-- EXCERPTED DATA start --

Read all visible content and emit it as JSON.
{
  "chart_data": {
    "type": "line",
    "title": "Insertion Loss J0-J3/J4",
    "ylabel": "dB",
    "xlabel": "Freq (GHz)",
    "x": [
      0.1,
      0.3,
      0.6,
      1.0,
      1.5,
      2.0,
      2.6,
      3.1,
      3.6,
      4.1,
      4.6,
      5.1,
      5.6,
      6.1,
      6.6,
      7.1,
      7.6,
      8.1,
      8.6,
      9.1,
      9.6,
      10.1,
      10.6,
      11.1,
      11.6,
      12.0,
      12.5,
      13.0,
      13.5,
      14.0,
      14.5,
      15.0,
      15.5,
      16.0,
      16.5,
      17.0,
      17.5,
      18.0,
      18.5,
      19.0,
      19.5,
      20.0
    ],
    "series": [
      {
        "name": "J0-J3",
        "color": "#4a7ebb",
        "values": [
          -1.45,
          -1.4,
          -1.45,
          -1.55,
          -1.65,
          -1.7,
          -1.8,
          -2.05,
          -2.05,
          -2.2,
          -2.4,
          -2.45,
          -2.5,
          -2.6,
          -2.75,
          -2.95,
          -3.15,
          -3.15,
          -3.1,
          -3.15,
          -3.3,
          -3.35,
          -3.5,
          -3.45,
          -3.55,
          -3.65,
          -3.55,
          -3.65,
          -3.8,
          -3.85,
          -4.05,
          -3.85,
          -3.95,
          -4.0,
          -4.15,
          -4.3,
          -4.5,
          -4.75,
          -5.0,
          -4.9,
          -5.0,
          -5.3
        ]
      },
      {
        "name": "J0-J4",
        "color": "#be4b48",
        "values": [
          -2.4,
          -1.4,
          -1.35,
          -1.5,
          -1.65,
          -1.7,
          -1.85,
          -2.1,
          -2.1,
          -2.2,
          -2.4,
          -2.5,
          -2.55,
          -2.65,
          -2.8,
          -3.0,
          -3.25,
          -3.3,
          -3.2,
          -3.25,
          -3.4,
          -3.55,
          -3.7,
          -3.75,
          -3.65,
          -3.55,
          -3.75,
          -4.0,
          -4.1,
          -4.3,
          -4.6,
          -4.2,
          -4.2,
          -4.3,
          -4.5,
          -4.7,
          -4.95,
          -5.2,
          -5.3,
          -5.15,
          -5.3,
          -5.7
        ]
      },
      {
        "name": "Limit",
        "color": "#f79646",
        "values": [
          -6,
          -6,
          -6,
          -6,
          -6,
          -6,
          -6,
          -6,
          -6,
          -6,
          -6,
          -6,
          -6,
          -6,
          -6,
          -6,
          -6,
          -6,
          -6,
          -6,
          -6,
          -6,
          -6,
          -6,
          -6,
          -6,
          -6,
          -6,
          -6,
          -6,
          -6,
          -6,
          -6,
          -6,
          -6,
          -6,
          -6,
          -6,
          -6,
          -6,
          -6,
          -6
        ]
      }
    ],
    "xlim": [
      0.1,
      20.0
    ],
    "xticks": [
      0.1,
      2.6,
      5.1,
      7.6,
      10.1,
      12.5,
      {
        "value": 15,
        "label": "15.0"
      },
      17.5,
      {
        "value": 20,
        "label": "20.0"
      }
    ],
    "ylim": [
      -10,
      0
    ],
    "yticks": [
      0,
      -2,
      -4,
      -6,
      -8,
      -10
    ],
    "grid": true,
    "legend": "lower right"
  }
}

-- EXCERPTED DATA end --

WORK TO DO >> Take the data above and return it exactly.

CORRECT RESPONSE >>
Read all visible content and emit it as JSON.
{
  "chart_data": {
    "type": "line",
    "title": "Insertion Loss J0-J3/J4",
    "ylabel": "dB",
    "xlabel": "Freq (GHz)",
    "x": [
      0.1,
      0.3,
      0.6,
      1.0,
      1.5,
      2.0,
      2.6,
      3.1,
      3.6,
      4.1,
      4.6,
      5.1,
      5.6,
      6.1,
      6.6,
      7.1,
      7.6,
      8.1,
      8.6,
      9.1,
      9.6,
      10.1,
      10.6,
      11.1,
      11.6,
      12.0,
      12.5,
      13.0,
      13.5,
      14.0,
      14.5,
      15.0,
      15.5,
      16.0,
      16.5,
      17.0,
      17.5,
      18.0,
      18.5,
      19.0,
      19.5,
      20.0
    ],
    "series": [
      {
        "name": "J0-J3",
        "color": "#4a7ebb",
        "values": [
          -1.45,
          -1.4,
          -1.45,
          -1.55,
          -1.65,
          -1.7,
          -1.8,
          -2.05,
          -2.05,
          -2.2,
          -2.4,
          -2.45,
          -2.5,
          -2.6,
          -2.75,
          -2.95,
          -3.15,
          -3.15,
          -3.1,
          -3.15,
          -3.3,
          -3.35,
          -3.5,
          -3.45,
          -3.55,
          -3.65,
          -3.55,
          -3.65,
          -3.8,
          -3.85,
          -4.05,
          -3.85,
          -3.95,
          -4.0,
          -4.15,
          -4.3,
          -4.5,
          -4.75,
          -5.0,
          -4.9,
          -5.0,
          -5.3
        ]
      },
      {
        "name": "J0-J4",
        "color": "#be4b48",
        "values": [
          -2.4,
          -1.4,
          -1.35,
          -1.5,
          -1.65,
          -1.7,
          -1.85,
          -2.1,
          -2.1,
          -2.2,
          -2.4,
          -2.5,
          -2.55,
          -2.65,
          -2.8,
          -3.0,
          -3.25,
          -3.3,
          -3.2,
          -3.25,
          -3.4,
          -3.55,
          -3.7,
          -3.75,
          -3.65,
          -3.55,
          -3.75,
          -4.0,
          -4.1,
          -4.3,
          -4.6,
          -4.2,
          -4.2,
          -4.3,
          -4.5,
          -4.7,
          -4.95,
          -5.2,
          -5.3,
          -5.15,
          -5.3,
          -5.7
        ]
      },
      {
        "name": "Limit",
        "color": "#f79646",
        "values": [
          -6,
          -6,
          -6,
          -6,
          -6,
          -6,
          -6,
          -6,
          -6,
          -6,
          -6,
          -6,
          -6,
          -6,
          -6,
          -6,
          -6,
          -6,
          -6,
          -6,
          -6,
          -6,
          -6,
          -6,
          -6,
          -6,
          -6,
          -6,
          -6,
          -6,
          -6,
          -6,
          -6,
          -6,
          -6,
          -6,
          -6,
          -6,
          -6,
          -6,
          -6,
          -6
        ]
      }
    ],
    "xlim": [
      0.1,
      20.0
    ],
    "xticks": [
      0.1,
      2.6,
      5.1,
      7.6,
      10.1,
      12.5,
      {
        "value": 15,
        "label": "15.0"
      },
      17.5,
      {
        "value": 20,
        "label": "20.0"
      }
    ],
    "ylim": [
      -10,
      0
    ],
    "yticks": [
      0,
      -2,
      -4,
      -6,
      -8,
      -10
    ],
    "grid": true,
    "legend": "lower right"
  }
}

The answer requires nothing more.